Tally the lines holding the string "JSON" and reply with that number alone.

▶ _Dataset items_
# # #

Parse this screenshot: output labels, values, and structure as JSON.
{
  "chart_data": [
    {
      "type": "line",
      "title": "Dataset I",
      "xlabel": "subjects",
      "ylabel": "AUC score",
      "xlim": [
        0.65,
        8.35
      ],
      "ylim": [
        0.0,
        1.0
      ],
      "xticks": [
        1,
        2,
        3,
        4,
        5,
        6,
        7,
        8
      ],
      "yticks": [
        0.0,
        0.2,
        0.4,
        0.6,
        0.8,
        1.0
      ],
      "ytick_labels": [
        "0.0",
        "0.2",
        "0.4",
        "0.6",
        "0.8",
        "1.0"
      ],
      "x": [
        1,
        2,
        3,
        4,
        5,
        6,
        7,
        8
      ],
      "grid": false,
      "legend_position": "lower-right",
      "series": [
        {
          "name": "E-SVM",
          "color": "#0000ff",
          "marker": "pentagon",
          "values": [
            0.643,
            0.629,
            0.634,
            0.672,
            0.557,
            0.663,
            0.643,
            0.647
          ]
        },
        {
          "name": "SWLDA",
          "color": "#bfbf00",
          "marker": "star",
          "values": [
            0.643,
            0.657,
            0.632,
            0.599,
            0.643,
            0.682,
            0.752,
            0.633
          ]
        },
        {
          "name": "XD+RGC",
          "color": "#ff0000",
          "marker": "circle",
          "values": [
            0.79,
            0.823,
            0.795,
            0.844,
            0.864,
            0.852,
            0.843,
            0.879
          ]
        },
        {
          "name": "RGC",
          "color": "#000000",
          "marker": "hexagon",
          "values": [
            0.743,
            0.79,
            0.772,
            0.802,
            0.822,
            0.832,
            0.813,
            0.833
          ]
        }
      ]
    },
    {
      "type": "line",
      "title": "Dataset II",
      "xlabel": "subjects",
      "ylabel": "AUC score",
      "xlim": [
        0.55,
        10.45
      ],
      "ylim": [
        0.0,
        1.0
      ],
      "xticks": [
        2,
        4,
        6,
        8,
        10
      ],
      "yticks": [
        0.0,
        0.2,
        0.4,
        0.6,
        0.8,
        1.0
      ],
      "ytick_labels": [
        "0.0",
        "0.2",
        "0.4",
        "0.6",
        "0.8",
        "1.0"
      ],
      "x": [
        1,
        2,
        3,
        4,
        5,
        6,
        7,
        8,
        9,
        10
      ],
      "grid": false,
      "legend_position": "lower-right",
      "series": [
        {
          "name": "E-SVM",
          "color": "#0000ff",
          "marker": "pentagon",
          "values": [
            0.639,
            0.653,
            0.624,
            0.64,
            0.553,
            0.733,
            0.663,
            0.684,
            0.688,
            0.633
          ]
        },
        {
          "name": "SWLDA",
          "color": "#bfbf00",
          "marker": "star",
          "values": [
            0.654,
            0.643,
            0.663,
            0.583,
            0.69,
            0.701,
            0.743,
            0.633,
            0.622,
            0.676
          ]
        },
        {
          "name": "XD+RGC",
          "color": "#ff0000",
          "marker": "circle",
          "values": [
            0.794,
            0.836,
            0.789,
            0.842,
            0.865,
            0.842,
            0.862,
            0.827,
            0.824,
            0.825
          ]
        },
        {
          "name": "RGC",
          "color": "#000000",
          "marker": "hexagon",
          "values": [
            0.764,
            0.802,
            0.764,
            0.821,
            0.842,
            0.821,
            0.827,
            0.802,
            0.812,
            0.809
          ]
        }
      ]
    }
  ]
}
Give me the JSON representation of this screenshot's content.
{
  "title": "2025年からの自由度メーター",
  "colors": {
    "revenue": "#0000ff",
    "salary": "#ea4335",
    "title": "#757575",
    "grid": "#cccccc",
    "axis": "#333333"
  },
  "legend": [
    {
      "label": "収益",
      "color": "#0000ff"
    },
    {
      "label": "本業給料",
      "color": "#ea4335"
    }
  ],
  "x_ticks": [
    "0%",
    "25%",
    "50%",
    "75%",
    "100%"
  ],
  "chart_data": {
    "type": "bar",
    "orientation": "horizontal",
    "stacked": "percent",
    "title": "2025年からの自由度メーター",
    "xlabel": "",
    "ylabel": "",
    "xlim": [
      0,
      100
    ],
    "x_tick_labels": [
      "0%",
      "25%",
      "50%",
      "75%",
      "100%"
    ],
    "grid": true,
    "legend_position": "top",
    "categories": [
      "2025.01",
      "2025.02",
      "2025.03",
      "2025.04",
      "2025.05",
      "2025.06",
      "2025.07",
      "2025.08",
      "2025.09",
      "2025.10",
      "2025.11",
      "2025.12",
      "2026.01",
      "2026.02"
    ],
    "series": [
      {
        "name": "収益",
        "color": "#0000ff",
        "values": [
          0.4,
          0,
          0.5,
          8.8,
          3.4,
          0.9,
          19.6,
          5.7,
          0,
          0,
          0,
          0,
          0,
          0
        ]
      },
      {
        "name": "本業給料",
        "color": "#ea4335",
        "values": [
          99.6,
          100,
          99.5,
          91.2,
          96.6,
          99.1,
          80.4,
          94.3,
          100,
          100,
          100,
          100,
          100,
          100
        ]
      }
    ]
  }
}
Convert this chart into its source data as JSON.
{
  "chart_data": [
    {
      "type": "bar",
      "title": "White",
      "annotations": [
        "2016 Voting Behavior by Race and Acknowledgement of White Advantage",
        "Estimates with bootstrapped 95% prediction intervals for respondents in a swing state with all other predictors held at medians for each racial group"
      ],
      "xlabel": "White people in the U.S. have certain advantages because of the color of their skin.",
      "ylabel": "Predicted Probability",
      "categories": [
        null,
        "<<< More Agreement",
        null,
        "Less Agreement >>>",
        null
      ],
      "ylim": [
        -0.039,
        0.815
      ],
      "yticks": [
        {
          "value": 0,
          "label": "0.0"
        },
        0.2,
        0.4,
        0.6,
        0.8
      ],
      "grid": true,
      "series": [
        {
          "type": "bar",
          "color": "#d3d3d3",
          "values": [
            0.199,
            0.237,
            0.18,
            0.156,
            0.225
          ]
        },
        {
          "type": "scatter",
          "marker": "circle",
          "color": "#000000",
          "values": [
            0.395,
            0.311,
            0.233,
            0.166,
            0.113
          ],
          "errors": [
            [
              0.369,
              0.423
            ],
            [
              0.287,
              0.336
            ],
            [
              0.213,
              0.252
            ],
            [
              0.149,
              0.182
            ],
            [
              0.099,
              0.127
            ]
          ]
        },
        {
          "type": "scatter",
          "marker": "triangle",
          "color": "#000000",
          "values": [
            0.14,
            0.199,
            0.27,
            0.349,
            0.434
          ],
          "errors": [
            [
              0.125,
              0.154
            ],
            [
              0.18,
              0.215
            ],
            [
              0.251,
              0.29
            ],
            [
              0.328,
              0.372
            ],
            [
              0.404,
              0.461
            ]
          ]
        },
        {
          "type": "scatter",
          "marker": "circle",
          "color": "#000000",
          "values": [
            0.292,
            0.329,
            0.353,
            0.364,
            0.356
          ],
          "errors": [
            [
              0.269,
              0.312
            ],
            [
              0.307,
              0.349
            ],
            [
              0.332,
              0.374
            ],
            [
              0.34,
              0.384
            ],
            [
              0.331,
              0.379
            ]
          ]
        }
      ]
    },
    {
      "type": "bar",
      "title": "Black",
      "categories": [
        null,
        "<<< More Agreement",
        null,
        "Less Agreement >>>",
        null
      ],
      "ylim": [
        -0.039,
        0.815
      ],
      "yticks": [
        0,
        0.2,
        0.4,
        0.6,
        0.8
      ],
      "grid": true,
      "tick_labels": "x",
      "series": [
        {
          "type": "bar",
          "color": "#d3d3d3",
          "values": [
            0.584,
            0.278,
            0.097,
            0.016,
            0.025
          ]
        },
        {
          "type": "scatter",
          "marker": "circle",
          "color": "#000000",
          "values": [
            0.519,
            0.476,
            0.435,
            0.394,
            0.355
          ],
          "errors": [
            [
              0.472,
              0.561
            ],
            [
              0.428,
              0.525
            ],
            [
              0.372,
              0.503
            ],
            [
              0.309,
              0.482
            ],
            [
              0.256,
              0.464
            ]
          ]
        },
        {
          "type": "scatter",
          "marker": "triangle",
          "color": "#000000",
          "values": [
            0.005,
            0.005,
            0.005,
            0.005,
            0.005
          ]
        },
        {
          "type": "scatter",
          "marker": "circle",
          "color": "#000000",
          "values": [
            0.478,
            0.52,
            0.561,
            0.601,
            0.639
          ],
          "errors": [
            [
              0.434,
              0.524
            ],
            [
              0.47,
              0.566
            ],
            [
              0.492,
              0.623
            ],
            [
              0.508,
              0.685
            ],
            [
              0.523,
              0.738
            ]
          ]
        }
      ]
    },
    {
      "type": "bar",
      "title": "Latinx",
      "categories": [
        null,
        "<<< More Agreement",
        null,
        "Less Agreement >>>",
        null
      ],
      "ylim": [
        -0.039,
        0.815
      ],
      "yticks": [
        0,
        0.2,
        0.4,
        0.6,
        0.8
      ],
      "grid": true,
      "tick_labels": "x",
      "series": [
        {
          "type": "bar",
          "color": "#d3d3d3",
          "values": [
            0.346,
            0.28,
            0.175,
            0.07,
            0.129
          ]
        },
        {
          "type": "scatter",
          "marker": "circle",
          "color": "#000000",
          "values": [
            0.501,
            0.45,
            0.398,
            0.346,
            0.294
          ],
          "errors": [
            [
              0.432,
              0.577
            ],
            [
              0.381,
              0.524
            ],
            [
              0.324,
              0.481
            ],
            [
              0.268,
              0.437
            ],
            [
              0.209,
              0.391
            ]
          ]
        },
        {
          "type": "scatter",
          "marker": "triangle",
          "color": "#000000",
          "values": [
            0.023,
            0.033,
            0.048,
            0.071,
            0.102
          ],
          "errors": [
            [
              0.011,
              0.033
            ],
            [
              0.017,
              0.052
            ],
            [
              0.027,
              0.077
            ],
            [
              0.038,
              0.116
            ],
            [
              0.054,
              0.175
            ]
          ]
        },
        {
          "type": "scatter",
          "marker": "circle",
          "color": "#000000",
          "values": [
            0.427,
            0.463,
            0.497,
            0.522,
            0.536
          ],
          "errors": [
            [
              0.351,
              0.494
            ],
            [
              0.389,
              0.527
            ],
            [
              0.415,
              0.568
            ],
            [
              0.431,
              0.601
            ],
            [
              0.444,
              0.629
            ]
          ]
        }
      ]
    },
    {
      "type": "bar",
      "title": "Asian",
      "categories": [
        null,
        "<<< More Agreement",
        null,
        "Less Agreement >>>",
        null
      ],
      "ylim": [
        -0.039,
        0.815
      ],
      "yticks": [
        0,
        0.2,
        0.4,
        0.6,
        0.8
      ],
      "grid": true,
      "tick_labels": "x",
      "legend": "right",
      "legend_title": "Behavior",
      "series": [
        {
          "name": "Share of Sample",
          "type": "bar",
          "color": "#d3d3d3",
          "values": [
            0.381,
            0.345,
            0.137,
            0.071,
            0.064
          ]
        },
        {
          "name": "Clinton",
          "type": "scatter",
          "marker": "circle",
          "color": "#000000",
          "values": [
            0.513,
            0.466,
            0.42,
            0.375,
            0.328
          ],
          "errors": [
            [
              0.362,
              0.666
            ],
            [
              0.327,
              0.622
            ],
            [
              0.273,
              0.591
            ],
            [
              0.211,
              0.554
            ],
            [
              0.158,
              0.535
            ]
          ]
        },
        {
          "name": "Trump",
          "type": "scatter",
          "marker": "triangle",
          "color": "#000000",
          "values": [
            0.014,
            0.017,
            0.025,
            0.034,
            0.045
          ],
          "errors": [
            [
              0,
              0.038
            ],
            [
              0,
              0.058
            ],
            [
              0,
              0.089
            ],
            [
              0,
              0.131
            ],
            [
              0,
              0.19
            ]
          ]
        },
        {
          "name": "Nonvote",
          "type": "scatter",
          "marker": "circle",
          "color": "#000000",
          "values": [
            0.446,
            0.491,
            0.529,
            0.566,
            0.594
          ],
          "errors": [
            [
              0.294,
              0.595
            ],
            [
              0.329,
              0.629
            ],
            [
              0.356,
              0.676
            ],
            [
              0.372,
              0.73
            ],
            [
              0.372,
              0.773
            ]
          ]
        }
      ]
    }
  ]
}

# # #

▶ _Response to this task_
3